• Stored data:
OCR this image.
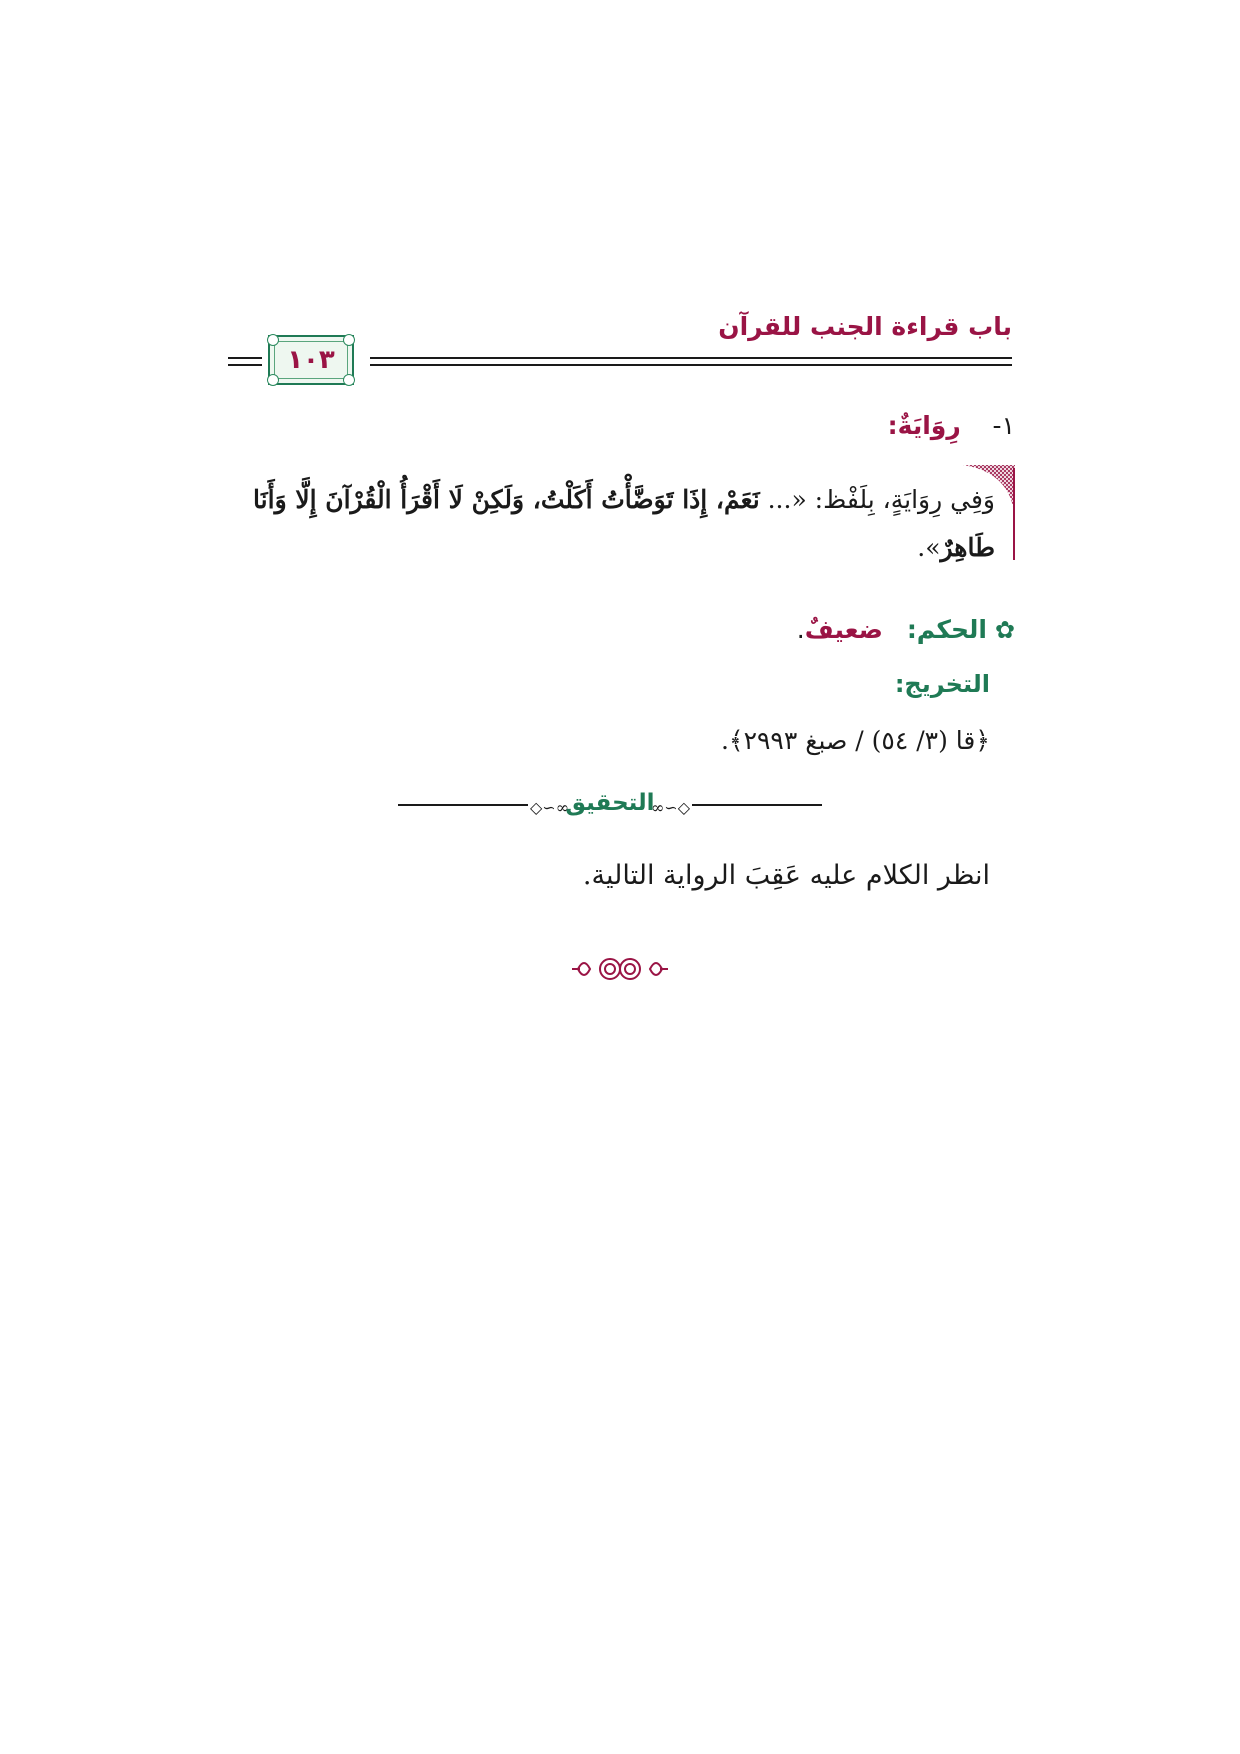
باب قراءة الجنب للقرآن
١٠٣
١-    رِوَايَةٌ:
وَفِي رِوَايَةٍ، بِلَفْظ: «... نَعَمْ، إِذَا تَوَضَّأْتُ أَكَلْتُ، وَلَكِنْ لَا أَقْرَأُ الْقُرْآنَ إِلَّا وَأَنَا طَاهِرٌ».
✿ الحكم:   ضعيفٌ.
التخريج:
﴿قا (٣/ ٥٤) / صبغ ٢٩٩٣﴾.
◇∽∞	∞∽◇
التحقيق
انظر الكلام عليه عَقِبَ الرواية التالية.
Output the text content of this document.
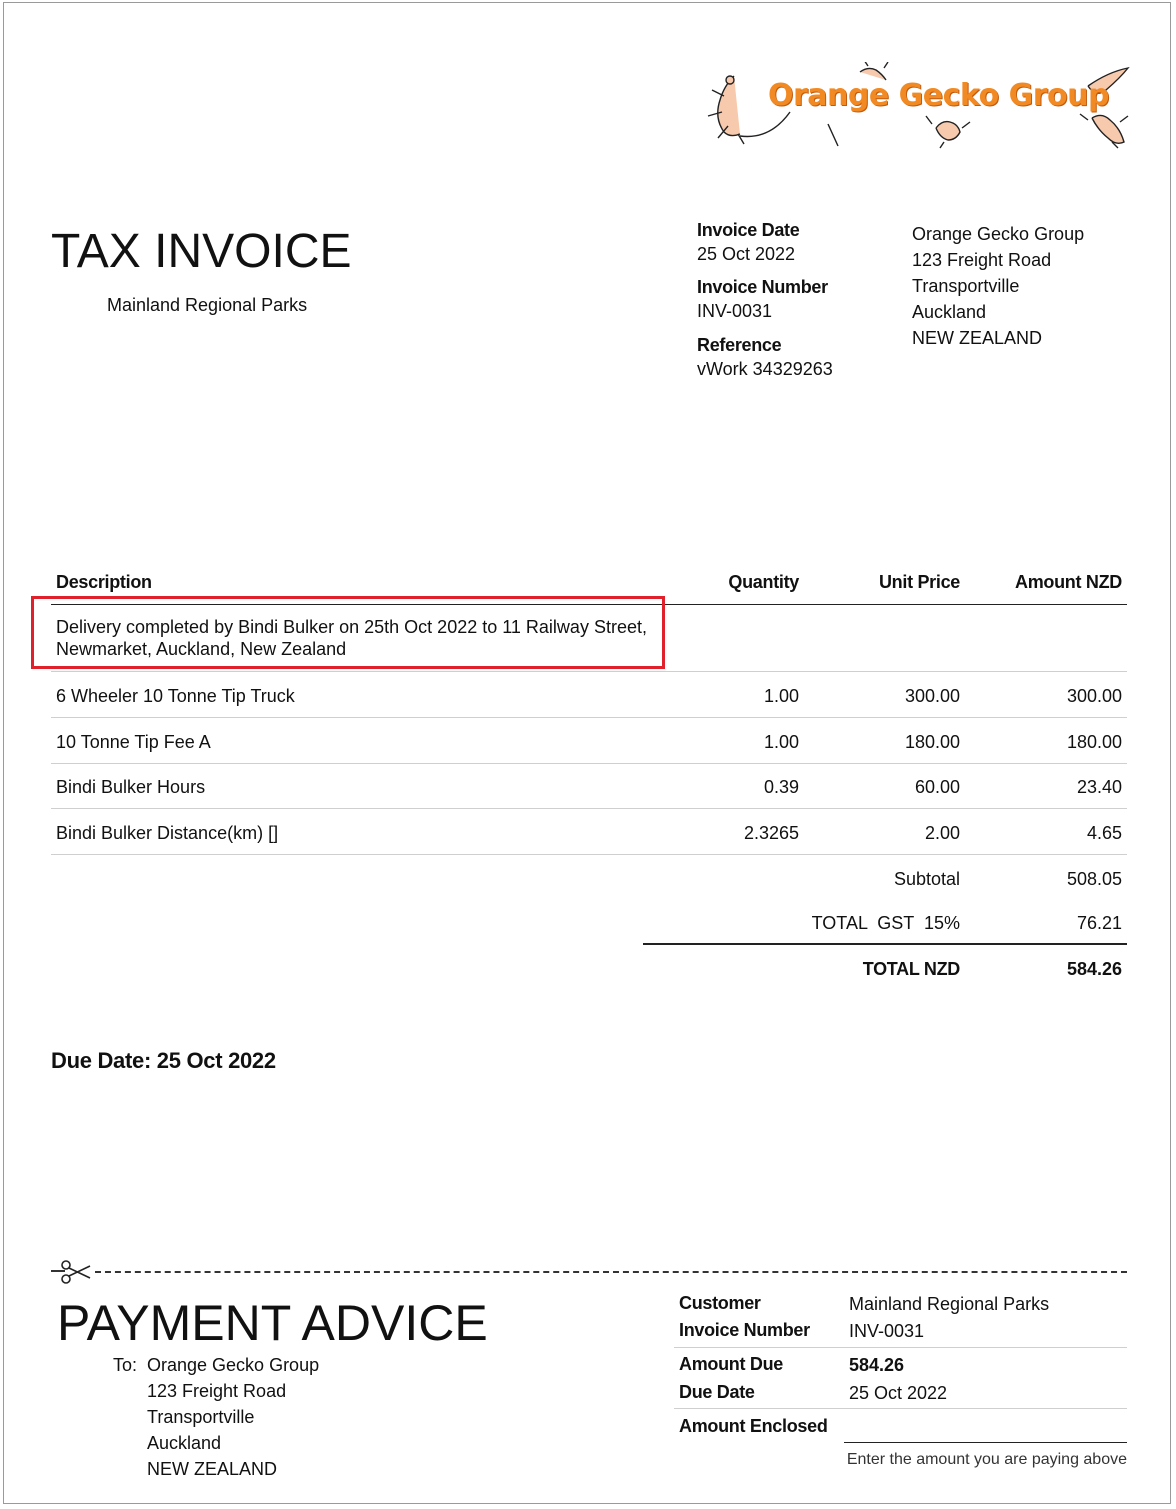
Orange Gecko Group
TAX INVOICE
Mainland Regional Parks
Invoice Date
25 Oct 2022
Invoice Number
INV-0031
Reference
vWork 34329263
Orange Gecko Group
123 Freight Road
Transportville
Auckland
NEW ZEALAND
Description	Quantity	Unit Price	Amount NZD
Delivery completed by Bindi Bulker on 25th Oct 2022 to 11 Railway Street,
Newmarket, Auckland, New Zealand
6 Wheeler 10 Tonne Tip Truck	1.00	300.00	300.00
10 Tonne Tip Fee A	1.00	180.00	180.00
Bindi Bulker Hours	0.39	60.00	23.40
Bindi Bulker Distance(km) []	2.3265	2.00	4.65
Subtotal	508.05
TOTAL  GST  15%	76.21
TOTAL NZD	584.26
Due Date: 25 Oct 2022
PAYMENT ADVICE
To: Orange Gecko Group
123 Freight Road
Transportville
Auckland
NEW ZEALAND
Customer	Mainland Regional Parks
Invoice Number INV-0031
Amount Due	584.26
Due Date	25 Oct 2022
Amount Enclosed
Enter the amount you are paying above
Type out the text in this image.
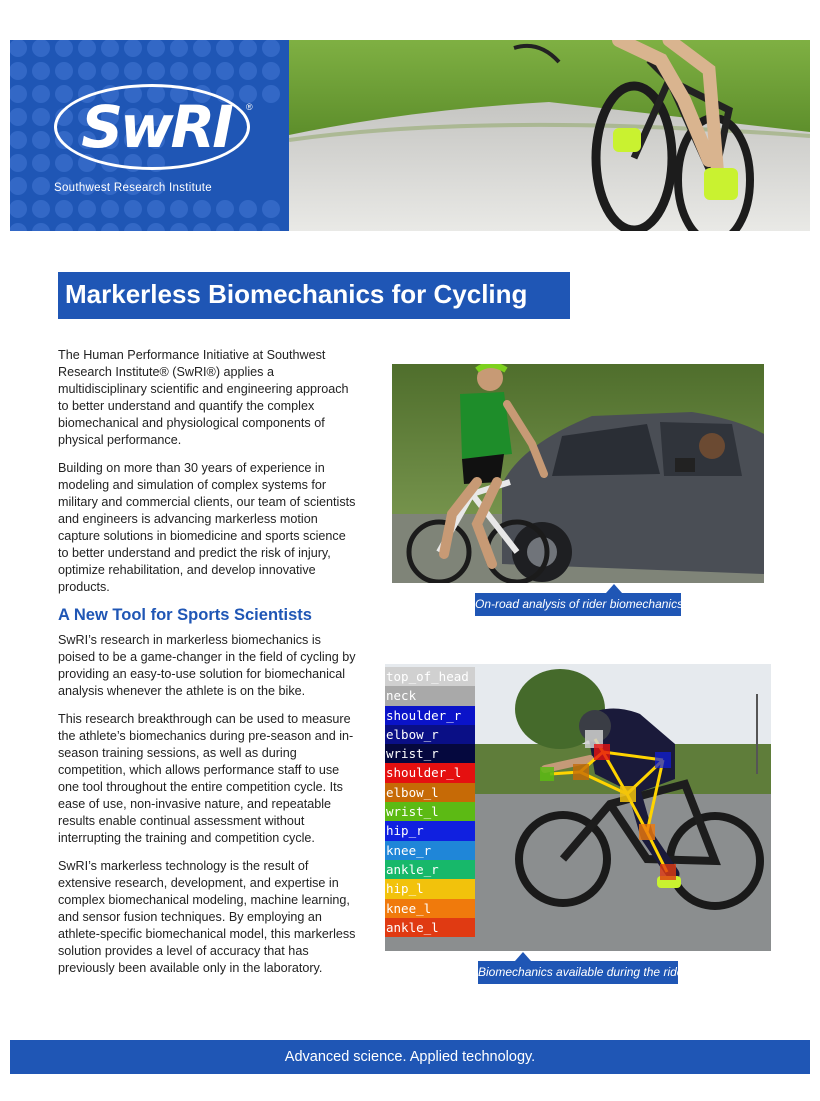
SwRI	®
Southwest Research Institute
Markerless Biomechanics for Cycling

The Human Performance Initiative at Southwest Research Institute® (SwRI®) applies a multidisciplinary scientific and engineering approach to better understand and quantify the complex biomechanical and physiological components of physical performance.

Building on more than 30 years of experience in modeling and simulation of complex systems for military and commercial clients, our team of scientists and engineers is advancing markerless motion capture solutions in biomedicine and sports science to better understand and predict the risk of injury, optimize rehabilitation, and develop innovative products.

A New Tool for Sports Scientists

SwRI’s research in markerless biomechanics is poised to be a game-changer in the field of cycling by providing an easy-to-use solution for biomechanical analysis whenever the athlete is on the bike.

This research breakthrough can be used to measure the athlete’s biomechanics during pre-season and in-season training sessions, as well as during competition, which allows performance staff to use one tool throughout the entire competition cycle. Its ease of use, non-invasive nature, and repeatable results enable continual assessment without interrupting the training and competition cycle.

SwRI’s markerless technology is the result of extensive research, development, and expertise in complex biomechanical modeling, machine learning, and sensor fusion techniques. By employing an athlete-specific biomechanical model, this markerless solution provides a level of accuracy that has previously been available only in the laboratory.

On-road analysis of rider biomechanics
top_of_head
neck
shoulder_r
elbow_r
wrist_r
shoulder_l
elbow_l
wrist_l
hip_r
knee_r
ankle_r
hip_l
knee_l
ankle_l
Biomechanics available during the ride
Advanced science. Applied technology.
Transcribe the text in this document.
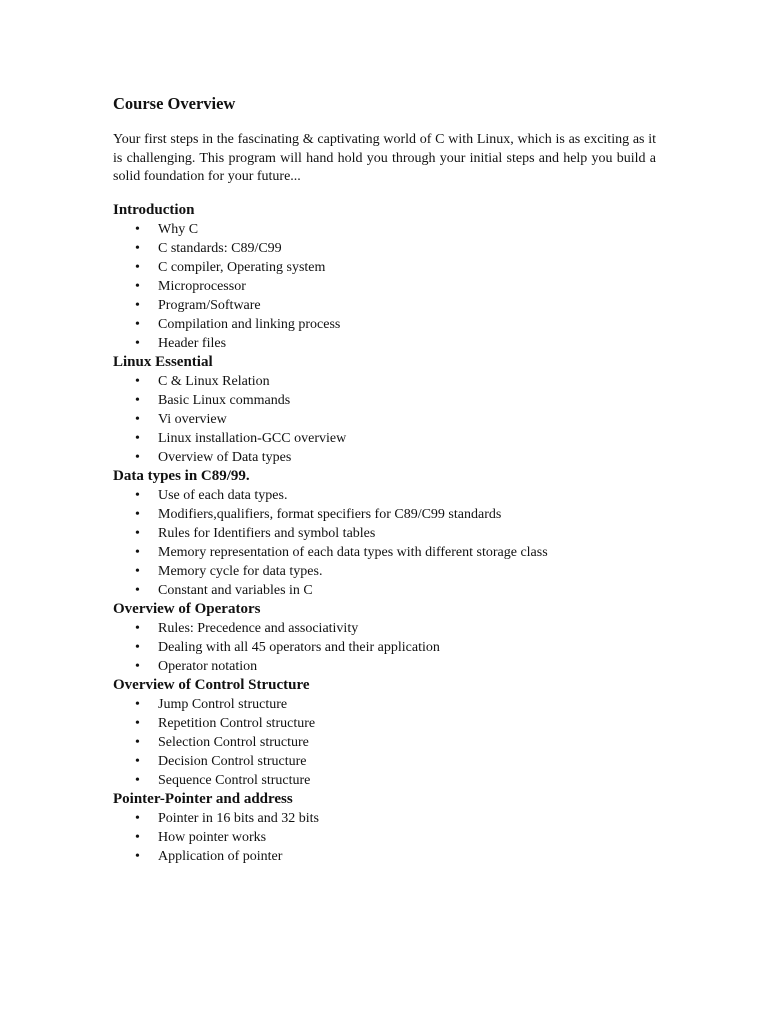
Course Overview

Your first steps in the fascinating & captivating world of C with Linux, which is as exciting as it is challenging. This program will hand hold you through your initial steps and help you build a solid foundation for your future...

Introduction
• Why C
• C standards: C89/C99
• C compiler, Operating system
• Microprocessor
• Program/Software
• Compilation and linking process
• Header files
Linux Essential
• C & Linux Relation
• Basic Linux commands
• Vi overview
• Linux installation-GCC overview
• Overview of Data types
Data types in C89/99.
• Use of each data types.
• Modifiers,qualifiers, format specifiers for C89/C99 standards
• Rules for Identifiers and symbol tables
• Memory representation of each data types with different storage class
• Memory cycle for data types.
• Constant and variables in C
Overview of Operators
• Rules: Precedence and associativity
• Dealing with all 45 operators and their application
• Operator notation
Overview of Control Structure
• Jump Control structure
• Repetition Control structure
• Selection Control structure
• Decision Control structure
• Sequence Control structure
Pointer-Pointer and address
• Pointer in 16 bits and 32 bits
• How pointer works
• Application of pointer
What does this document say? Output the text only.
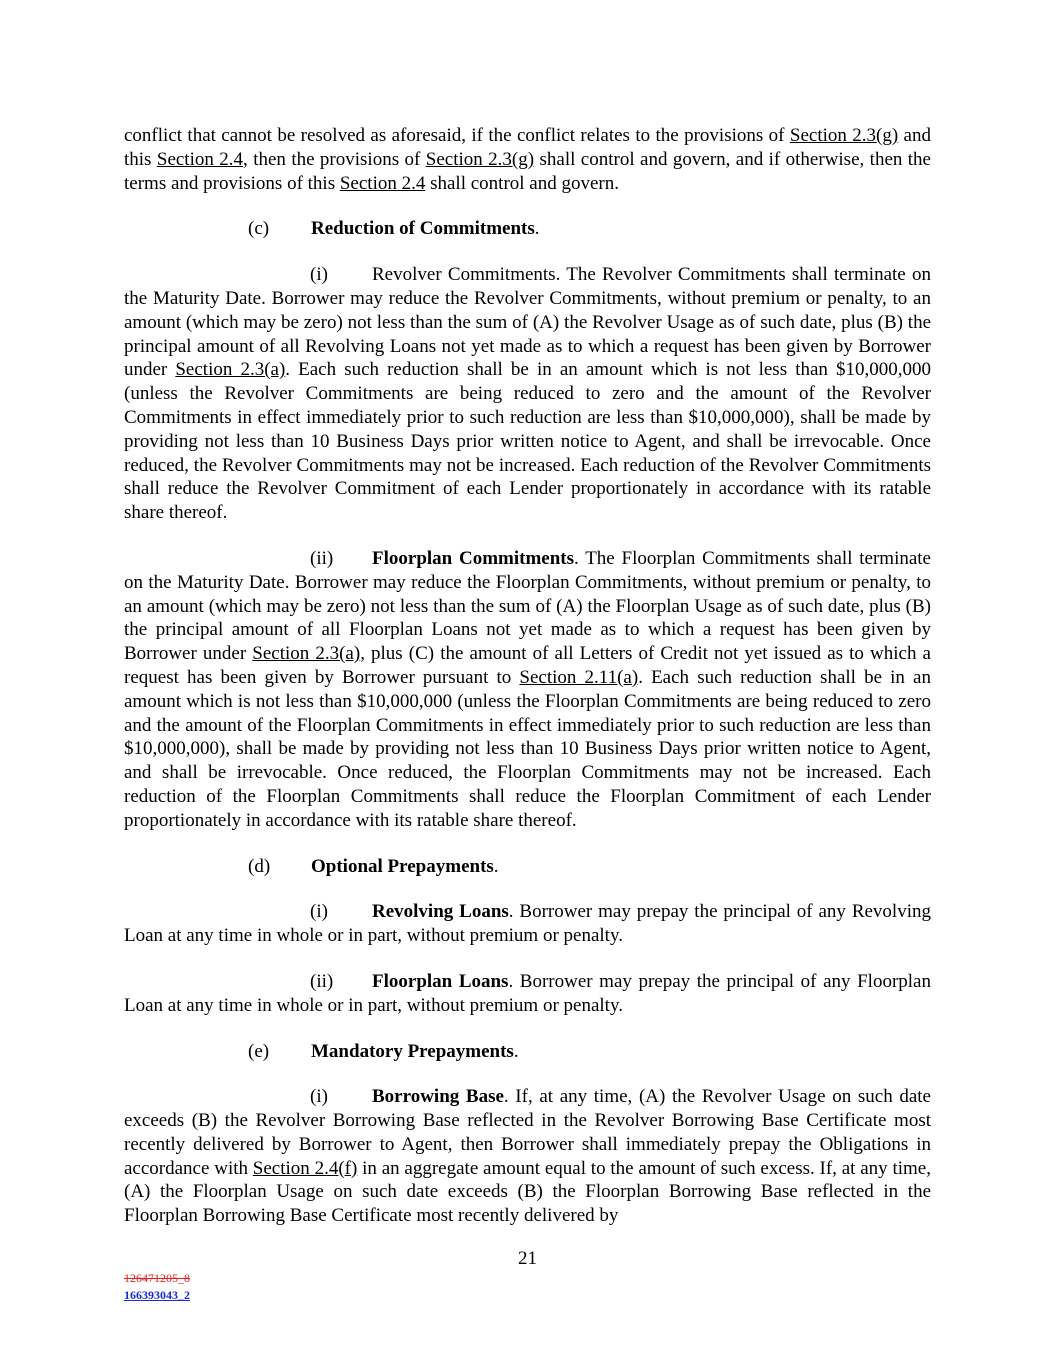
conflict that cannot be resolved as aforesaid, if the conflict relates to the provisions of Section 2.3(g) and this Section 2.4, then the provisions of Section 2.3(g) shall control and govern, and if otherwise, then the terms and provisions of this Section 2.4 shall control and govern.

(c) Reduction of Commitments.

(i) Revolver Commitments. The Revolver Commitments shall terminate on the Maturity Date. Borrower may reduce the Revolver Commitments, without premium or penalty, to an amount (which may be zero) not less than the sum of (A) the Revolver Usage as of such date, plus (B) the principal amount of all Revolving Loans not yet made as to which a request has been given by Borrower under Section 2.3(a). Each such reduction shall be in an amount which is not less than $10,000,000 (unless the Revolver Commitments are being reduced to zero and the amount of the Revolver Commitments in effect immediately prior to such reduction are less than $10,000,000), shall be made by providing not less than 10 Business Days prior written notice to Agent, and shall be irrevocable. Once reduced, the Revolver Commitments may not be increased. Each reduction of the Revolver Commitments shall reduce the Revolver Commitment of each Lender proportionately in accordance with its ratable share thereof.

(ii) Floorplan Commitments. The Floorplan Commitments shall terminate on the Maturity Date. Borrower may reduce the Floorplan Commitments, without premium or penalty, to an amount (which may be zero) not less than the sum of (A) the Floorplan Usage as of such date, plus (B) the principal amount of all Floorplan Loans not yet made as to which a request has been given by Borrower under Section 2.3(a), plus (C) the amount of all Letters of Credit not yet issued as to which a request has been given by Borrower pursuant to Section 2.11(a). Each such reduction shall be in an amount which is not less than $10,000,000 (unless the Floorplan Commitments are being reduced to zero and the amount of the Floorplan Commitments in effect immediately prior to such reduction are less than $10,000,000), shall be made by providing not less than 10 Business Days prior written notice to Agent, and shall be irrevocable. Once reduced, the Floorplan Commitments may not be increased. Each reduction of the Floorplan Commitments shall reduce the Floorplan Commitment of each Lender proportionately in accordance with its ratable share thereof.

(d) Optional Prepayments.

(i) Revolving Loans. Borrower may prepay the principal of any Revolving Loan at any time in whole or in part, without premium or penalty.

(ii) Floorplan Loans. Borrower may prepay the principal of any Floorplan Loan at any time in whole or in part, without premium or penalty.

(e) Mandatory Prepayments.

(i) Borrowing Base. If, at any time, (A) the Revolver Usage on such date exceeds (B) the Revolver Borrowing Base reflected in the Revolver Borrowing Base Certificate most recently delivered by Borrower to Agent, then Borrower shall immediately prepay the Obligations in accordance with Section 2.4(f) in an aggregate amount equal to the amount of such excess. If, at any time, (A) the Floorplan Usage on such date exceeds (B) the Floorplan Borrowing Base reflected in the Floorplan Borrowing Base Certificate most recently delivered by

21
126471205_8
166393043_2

• Task requirements: Say how many lines in the records above hold "Output", and give no other text.

• Finished exercise: 2